• INSTRUCTION: Filter the listing and keep only the lines with the word "default".

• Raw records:
====

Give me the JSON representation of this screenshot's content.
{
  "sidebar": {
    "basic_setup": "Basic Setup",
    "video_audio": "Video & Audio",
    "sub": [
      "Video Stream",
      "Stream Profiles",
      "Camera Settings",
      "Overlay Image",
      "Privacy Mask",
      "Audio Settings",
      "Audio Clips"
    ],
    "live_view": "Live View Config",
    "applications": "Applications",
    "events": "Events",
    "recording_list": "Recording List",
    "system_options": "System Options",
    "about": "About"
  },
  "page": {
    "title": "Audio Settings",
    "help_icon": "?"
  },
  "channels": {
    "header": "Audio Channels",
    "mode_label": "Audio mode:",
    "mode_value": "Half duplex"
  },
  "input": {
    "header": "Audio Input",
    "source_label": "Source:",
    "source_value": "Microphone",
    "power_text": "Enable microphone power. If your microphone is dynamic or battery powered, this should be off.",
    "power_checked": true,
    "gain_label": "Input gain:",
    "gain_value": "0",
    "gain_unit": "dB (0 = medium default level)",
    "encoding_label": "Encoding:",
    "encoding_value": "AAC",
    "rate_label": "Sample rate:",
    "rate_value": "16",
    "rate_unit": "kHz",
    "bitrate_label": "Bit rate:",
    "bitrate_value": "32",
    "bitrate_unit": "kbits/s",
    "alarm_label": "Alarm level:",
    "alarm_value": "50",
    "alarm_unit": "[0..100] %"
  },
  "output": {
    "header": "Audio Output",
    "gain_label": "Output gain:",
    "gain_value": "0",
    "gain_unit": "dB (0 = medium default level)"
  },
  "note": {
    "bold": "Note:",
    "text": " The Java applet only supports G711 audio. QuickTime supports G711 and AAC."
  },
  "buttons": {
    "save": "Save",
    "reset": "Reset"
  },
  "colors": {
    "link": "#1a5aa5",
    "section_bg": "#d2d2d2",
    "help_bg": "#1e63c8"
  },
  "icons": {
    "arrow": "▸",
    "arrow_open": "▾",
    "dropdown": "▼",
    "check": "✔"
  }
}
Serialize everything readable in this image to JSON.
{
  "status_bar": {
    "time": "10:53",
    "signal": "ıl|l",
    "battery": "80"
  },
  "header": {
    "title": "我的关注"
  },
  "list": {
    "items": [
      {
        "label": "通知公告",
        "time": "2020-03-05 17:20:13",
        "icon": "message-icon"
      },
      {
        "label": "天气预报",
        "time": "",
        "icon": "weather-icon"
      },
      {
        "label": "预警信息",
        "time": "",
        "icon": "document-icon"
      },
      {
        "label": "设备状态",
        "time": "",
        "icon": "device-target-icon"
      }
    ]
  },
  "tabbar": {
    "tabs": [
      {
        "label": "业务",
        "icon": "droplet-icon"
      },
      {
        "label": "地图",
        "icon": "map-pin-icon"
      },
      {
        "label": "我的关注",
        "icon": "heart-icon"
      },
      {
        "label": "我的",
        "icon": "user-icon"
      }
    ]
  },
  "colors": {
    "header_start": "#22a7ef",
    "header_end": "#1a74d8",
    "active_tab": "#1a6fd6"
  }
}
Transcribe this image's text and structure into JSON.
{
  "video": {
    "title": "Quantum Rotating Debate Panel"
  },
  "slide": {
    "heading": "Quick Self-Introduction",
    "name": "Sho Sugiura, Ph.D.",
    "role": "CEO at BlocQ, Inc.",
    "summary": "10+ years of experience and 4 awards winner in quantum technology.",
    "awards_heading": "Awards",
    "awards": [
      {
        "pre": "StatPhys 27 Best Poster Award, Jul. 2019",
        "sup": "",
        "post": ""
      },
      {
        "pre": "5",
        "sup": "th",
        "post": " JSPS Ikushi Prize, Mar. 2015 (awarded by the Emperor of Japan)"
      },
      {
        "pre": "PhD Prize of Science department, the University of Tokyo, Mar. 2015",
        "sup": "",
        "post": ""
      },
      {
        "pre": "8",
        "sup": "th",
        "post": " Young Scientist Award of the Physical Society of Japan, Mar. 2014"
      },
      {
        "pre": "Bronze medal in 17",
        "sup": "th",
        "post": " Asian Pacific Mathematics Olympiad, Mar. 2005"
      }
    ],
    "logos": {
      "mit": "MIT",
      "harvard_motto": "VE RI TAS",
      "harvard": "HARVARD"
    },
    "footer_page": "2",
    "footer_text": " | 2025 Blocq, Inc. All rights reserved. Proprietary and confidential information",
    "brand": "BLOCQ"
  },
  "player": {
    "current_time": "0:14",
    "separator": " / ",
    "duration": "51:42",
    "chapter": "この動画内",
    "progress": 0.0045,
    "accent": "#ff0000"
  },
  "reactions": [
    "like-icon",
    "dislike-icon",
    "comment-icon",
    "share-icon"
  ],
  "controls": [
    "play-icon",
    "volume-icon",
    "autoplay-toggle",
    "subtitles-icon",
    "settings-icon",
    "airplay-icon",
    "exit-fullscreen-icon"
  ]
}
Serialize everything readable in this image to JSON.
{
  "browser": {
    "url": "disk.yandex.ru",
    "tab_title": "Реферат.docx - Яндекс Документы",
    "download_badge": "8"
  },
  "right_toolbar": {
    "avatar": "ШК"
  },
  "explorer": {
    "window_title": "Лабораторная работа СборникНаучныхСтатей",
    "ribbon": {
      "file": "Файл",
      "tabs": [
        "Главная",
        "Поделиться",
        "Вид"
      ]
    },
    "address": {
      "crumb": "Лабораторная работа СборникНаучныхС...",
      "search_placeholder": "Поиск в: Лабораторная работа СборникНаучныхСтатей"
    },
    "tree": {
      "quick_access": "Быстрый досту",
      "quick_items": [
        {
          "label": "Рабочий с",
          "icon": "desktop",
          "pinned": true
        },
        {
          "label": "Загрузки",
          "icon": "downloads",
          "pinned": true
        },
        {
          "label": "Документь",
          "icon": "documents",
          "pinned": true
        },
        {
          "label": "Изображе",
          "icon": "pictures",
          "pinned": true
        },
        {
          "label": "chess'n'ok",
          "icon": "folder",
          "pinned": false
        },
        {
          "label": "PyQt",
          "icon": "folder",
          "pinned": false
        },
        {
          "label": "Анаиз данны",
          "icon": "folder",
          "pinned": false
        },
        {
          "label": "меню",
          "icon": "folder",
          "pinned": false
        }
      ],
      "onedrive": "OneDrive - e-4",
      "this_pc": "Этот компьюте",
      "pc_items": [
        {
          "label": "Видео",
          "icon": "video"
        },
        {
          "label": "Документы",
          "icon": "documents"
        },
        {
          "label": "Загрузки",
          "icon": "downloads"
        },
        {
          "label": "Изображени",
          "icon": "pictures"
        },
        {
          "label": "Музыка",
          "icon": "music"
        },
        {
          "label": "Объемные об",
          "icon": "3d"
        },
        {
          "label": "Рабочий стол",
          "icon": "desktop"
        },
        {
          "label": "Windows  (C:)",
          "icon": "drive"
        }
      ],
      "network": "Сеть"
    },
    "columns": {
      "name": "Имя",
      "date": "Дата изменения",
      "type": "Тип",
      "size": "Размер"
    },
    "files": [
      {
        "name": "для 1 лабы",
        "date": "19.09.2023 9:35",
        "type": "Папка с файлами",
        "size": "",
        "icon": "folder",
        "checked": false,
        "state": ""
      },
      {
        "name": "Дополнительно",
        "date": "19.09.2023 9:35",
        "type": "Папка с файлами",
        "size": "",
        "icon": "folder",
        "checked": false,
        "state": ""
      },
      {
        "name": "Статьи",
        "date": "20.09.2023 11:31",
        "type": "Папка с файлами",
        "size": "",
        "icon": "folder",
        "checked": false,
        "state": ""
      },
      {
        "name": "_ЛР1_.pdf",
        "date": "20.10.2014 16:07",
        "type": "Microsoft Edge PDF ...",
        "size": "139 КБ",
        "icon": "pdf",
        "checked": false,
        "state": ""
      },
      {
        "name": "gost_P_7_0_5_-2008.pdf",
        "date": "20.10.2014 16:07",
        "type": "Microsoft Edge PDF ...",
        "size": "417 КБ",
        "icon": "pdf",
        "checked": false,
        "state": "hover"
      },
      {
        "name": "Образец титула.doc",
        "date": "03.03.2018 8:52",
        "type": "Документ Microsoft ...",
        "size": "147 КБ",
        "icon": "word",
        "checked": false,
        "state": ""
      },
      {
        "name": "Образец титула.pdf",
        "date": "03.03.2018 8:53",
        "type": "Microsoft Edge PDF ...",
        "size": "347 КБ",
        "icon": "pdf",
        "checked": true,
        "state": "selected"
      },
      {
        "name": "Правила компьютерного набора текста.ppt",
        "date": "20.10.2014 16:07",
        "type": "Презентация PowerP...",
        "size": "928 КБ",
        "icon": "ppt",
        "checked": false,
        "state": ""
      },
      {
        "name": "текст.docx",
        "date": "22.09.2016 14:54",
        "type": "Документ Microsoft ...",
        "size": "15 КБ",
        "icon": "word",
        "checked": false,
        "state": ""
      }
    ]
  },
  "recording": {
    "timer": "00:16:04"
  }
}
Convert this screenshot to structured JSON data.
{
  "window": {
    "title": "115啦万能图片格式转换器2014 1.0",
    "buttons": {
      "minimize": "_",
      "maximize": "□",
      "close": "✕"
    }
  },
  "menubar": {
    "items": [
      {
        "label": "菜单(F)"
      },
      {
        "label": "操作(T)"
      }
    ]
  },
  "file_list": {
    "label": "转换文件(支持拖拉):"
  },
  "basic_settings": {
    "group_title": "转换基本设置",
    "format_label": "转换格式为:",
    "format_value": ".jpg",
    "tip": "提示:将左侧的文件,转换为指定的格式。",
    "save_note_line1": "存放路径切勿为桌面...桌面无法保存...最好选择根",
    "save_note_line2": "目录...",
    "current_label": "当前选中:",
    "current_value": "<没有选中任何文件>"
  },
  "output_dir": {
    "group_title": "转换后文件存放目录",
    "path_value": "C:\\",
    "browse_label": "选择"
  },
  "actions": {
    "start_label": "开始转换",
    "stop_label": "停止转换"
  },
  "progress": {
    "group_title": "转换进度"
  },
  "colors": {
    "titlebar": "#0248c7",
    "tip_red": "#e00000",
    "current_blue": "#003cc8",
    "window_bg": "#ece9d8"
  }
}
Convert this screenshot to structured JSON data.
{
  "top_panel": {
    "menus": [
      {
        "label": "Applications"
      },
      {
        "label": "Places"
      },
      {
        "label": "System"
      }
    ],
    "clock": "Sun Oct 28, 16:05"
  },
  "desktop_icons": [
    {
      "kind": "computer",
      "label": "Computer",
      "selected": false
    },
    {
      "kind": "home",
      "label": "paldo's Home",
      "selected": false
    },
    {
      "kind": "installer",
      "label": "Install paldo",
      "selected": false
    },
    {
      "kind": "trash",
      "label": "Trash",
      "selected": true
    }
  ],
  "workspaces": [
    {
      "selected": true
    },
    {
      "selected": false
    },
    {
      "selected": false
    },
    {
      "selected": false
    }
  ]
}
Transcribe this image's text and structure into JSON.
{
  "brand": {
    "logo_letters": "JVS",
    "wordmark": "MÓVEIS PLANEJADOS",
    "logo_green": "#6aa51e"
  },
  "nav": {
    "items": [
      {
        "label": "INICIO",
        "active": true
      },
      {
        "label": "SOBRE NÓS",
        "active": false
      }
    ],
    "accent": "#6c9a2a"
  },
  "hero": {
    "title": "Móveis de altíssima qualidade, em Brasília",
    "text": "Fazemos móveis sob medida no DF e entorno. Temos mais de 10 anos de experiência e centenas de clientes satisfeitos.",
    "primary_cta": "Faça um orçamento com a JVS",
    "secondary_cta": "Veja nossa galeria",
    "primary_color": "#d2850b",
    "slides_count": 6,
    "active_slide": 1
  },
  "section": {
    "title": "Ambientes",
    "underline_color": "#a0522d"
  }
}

====

• SOLUTION TO THE EXERCISE:
    "gain_unit": "dB (0 = medium default level)",
    "gain_unit": "dB (0 = medium default level)"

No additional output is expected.